**Task description**
Wherever the word "What" appears in the entries, copy the whole line.

**Exercise materials**
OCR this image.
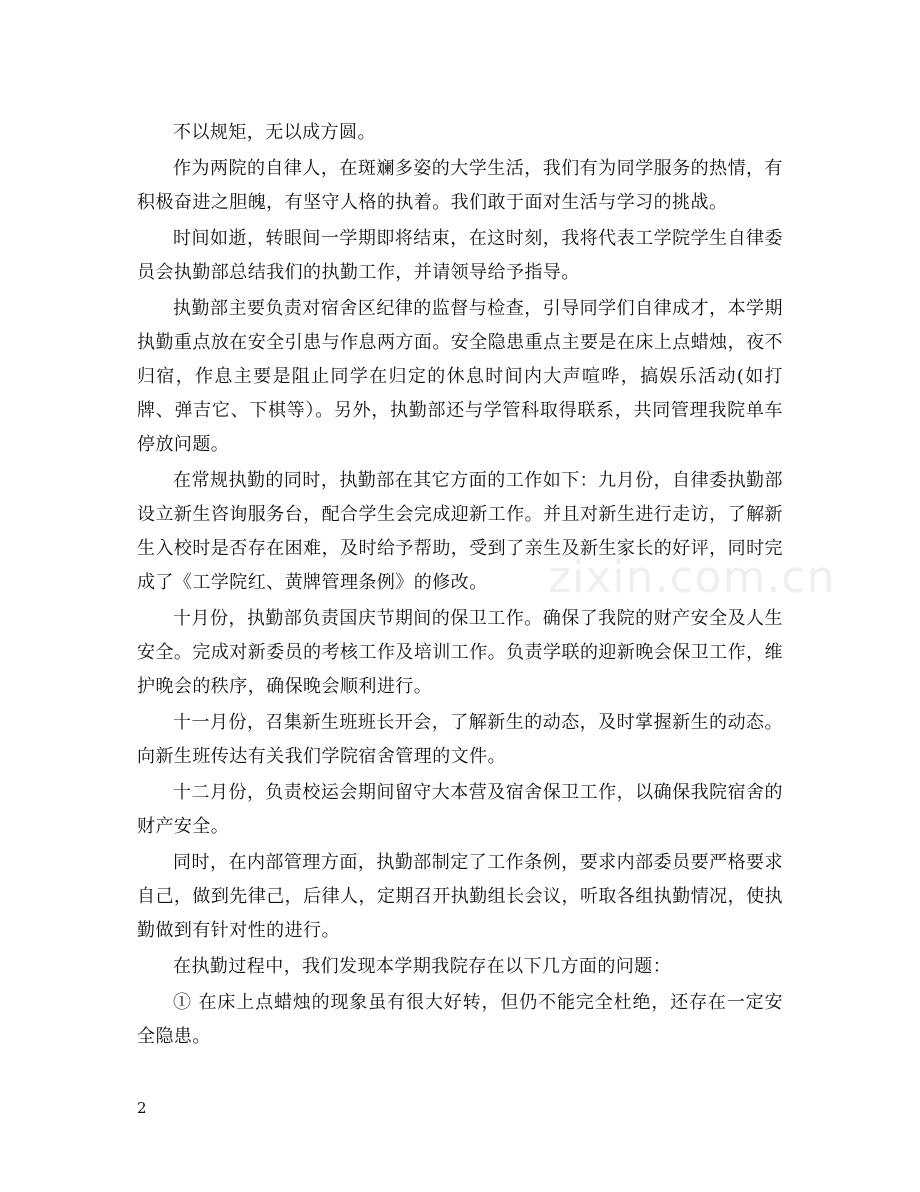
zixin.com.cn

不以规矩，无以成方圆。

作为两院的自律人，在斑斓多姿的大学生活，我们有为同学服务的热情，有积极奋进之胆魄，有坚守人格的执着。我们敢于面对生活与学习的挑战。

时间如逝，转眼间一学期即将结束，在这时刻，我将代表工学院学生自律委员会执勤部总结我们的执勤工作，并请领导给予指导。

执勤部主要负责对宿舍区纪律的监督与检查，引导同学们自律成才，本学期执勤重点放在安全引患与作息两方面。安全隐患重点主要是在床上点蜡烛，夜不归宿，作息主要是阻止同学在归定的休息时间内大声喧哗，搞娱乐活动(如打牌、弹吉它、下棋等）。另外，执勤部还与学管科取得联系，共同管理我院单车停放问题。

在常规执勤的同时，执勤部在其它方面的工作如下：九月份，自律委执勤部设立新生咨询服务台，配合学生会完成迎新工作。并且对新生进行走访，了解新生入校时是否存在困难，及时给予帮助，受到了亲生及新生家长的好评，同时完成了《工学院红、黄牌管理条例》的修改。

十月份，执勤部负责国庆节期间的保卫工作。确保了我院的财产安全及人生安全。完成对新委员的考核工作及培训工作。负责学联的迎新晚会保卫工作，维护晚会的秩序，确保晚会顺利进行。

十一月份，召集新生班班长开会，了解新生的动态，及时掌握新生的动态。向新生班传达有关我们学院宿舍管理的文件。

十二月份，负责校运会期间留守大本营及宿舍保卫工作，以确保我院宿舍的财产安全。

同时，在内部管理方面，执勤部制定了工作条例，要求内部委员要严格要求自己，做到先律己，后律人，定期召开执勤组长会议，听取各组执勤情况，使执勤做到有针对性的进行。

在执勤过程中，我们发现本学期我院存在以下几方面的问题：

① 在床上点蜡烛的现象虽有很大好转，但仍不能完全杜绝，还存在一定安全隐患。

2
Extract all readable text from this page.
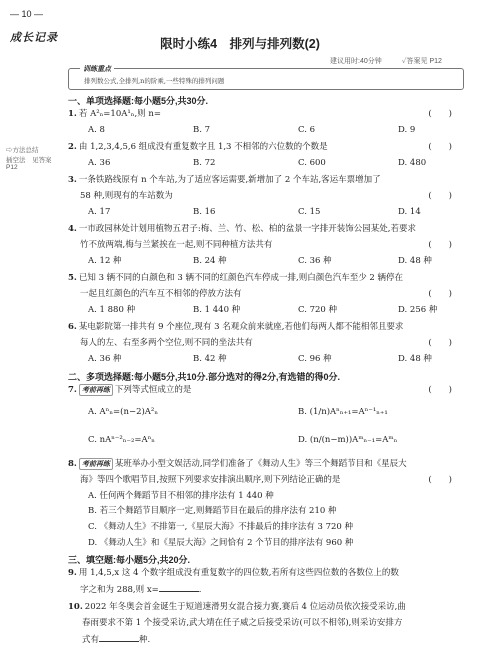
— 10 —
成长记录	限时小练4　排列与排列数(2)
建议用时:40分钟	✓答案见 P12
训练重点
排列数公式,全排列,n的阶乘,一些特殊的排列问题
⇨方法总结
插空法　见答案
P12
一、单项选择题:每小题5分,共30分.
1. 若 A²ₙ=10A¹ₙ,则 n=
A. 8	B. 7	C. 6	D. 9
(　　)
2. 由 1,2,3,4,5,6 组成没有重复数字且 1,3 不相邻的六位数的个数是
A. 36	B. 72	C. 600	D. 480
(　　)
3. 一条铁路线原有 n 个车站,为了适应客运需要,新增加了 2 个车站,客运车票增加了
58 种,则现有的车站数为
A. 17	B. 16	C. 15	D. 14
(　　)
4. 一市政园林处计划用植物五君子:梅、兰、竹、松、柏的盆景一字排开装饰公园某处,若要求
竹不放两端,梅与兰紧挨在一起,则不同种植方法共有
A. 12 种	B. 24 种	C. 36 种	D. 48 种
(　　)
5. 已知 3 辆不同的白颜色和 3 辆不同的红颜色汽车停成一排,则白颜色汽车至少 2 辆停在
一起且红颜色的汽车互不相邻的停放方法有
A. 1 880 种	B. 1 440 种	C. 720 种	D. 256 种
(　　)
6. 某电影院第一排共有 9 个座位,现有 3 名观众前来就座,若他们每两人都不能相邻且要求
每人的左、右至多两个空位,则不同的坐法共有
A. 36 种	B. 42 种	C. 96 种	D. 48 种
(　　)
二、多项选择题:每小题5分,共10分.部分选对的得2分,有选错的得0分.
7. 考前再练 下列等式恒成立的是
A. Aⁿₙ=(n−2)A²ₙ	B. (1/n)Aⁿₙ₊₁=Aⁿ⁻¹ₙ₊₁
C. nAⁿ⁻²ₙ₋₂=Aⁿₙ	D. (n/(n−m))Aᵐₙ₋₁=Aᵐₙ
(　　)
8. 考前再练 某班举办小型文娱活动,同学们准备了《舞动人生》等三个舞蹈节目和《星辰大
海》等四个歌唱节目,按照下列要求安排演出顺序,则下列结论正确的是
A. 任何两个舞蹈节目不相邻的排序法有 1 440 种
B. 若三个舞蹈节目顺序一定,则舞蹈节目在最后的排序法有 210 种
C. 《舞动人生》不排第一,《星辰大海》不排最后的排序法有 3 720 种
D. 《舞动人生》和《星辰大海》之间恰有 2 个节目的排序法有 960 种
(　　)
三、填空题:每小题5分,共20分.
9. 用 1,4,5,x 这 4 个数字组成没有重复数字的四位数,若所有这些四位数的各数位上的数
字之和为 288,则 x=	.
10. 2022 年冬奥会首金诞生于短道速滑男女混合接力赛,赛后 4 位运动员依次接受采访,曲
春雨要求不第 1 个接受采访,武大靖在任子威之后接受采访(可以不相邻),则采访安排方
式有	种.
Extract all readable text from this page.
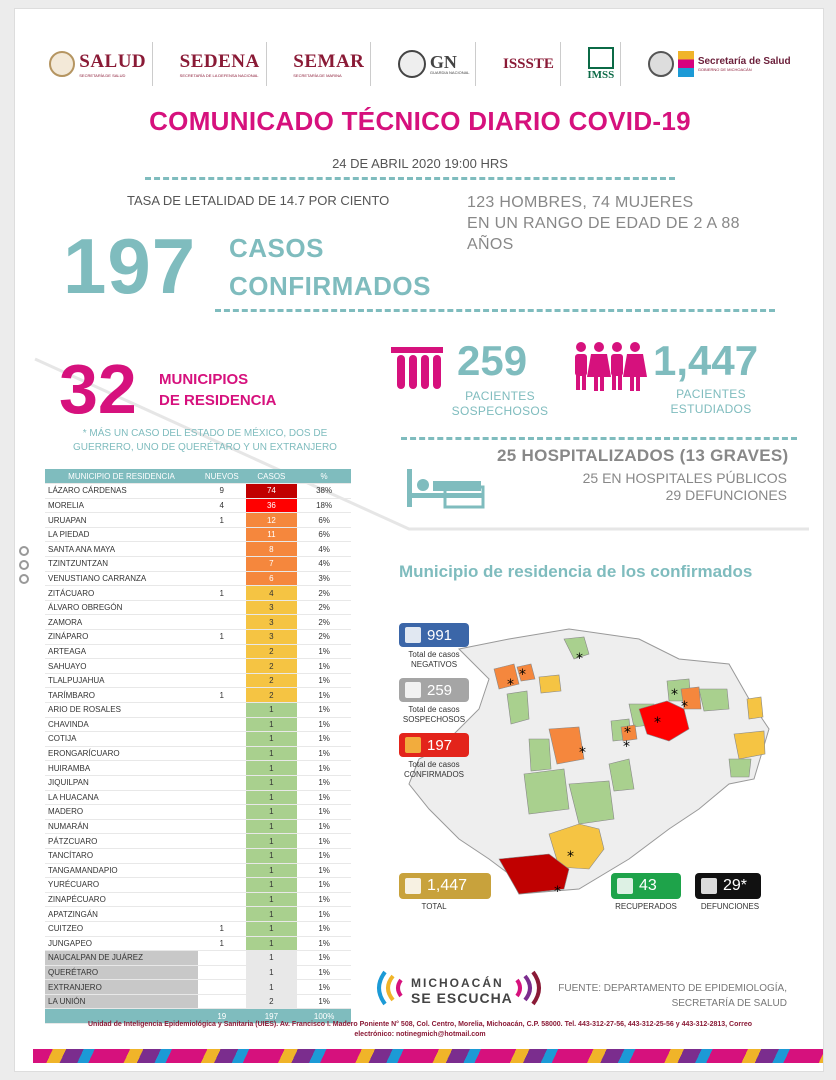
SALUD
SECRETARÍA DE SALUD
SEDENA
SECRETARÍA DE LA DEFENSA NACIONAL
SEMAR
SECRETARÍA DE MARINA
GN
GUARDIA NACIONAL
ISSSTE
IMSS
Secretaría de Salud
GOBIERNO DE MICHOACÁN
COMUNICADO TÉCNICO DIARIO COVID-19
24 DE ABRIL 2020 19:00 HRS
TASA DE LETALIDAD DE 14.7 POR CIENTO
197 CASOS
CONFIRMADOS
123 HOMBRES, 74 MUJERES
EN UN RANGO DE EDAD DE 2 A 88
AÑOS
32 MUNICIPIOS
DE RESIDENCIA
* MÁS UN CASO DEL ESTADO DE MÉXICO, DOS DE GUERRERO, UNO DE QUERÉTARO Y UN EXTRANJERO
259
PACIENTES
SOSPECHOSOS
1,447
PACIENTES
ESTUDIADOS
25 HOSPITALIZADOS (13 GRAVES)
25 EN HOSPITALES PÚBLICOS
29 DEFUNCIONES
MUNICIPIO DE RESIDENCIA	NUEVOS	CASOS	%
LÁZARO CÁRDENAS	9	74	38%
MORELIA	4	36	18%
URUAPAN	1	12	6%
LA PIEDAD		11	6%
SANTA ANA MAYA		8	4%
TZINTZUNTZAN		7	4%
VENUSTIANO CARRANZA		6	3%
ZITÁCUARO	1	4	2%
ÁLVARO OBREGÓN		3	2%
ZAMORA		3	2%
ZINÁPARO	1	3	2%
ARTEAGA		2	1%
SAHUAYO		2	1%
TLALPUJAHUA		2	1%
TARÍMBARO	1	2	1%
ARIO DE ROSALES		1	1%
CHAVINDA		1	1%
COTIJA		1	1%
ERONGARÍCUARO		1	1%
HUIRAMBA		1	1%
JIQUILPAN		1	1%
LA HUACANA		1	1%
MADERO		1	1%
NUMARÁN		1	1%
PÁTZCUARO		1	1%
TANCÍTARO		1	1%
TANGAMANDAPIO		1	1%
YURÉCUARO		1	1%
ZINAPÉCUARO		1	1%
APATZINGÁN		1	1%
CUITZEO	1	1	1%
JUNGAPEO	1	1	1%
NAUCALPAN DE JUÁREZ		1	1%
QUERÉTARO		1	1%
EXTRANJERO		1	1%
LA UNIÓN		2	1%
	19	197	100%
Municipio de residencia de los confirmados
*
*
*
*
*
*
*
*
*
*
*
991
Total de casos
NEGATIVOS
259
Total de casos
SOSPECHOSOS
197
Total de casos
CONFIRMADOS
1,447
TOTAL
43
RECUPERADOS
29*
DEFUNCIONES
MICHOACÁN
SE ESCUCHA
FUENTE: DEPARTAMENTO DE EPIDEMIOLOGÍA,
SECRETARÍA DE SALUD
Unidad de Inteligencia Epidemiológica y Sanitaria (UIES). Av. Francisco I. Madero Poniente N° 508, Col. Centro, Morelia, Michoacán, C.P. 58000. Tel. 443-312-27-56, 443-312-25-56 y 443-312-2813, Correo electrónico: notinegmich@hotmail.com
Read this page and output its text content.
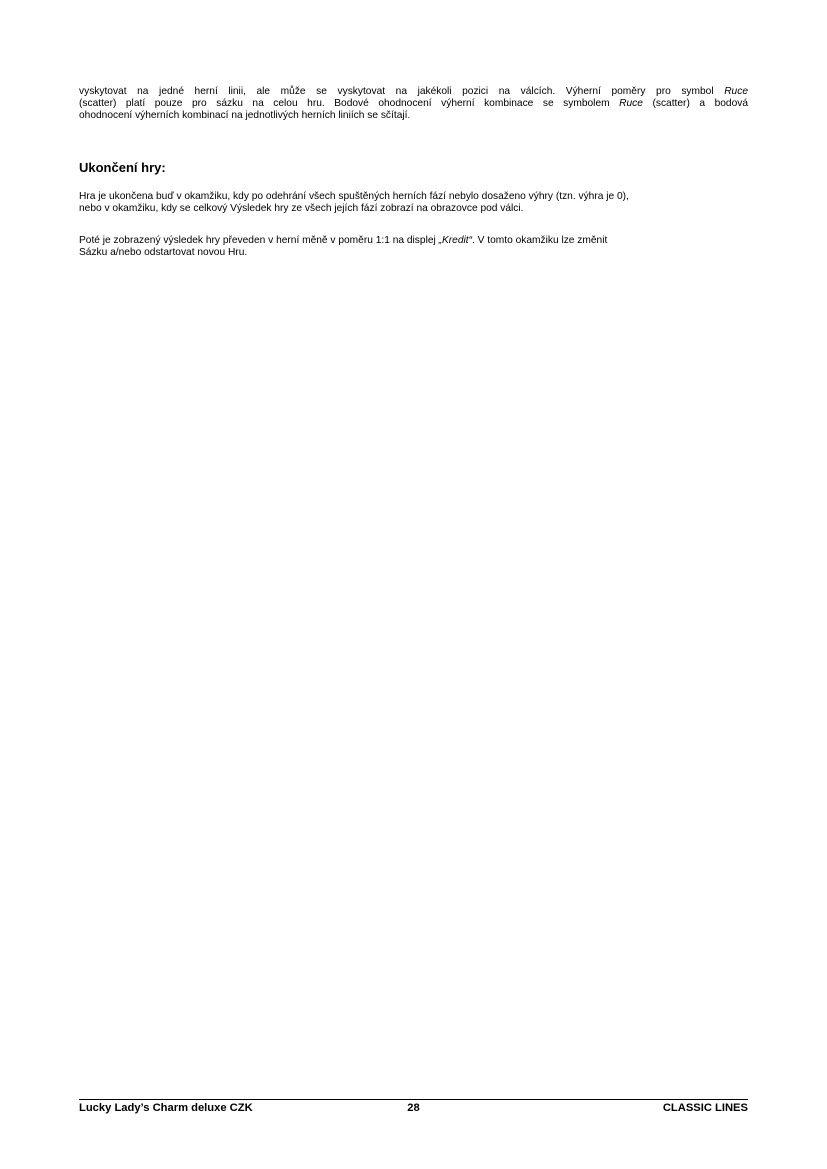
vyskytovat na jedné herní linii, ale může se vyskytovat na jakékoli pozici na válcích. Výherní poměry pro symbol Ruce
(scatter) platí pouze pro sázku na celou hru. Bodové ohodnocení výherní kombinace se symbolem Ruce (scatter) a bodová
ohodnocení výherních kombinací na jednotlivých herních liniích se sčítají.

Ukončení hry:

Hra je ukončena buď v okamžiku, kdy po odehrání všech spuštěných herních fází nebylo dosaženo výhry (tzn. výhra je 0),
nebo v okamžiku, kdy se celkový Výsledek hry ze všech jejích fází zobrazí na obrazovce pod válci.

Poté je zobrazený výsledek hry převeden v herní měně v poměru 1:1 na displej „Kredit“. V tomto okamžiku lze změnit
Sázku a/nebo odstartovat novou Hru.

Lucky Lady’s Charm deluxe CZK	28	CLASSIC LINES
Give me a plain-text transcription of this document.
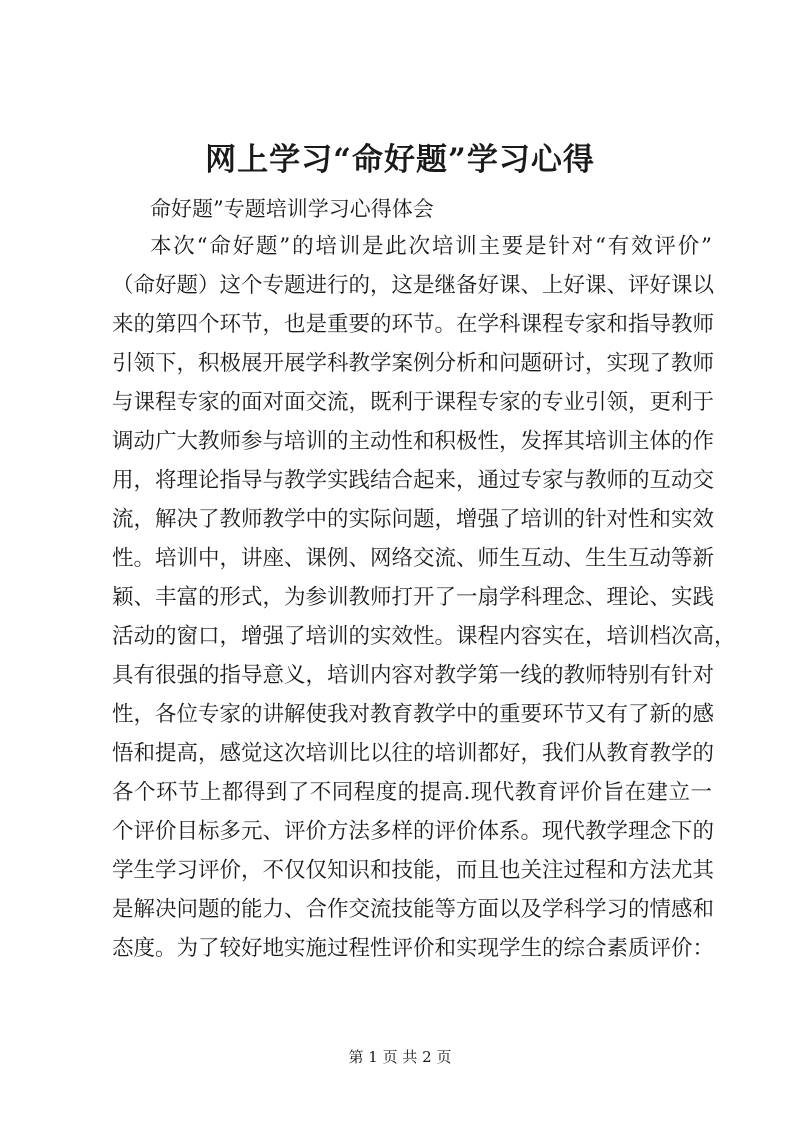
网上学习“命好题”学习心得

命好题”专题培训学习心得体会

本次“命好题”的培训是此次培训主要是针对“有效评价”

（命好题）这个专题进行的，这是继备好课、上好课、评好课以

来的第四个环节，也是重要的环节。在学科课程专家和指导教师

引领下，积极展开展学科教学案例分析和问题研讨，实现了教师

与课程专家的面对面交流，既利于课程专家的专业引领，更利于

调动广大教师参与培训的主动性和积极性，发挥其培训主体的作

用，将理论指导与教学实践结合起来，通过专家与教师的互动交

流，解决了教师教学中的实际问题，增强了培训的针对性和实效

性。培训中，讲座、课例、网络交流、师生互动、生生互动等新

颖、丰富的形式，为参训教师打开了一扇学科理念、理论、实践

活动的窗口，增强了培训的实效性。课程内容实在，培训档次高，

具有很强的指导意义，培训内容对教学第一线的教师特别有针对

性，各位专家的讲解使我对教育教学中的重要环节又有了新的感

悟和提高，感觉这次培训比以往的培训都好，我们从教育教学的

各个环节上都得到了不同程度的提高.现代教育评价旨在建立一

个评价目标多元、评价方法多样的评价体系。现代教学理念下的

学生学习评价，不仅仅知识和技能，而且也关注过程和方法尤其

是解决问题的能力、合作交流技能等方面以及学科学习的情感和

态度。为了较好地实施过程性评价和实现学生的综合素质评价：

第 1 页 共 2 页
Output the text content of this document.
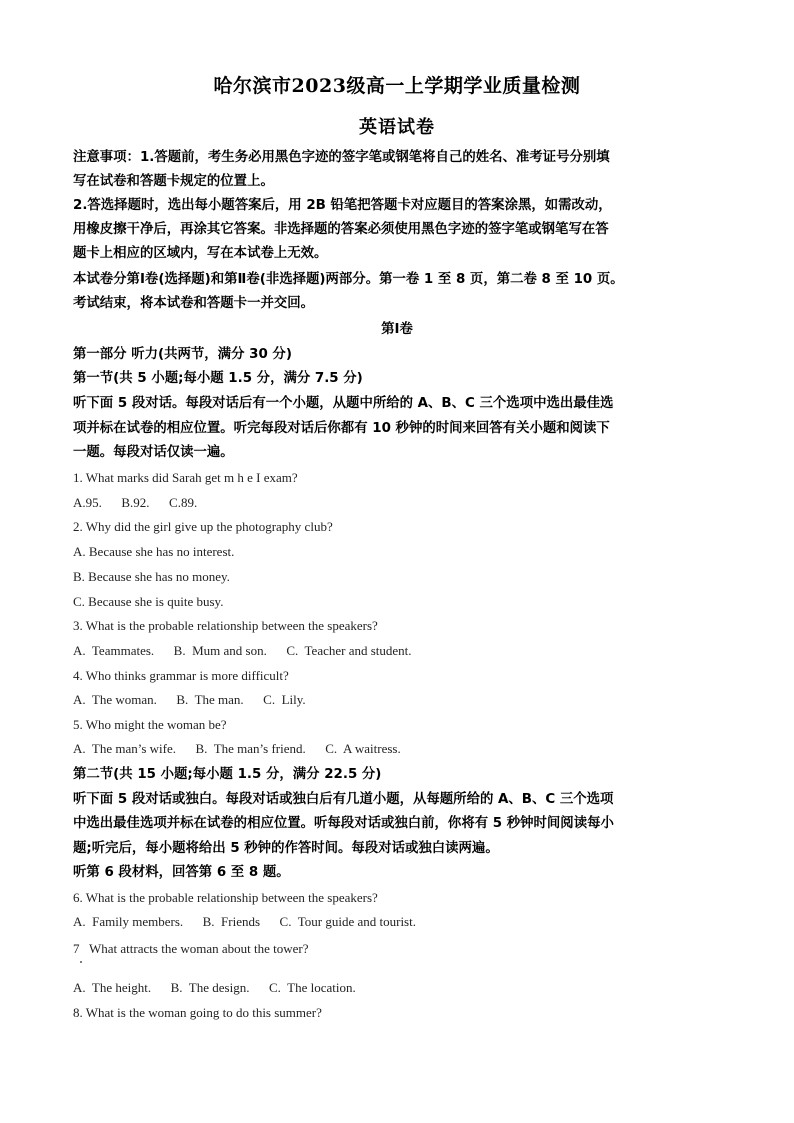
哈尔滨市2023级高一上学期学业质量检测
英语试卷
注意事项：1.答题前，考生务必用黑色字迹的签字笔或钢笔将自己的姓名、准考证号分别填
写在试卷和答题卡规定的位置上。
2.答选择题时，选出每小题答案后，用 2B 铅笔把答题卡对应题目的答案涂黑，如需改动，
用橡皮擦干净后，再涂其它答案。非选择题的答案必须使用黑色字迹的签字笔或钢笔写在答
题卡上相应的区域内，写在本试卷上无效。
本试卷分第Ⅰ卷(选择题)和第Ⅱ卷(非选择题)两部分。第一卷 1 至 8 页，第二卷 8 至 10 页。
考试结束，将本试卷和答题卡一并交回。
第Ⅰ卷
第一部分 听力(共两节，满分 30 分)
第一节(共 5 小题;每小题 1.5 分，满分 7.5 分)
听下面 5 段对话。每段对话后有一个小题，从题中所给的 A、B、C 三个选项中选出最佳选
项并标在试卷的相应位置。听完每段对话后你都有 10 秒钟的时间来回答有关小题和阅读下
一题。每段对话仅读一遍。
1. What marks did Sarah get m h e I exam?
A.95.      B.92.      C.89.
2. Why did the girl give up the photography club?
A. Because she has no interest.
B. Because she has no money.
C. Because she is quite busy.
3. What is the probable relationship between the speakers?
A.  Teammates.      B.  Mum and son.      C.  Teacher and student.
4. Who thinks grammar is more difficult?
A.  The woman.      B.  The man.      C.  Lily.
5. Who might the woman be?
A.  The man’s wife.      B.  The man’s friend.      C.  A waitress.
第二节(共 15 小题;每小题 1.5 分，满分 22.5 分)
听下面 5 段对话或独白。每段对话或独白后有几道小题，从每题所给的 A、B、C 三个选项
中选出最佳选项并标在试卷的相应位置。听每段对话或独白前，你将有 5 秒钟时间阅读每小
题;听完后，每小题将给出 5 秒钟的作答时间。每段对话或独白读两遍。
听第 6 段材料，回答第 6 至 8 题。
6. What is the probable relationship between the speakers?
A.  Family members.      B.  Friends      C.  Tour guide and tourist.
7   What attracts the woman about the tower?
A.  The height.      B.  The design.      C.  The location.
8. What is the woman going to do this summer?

**Answer**
1. What marks did Sarah get m h e I exam?
3. What is the probable relationship between the speakers?
6. What is the probable relationship between the speakers?
7   What attracts the woman about the tower?
8. What is the woman going to do this summer?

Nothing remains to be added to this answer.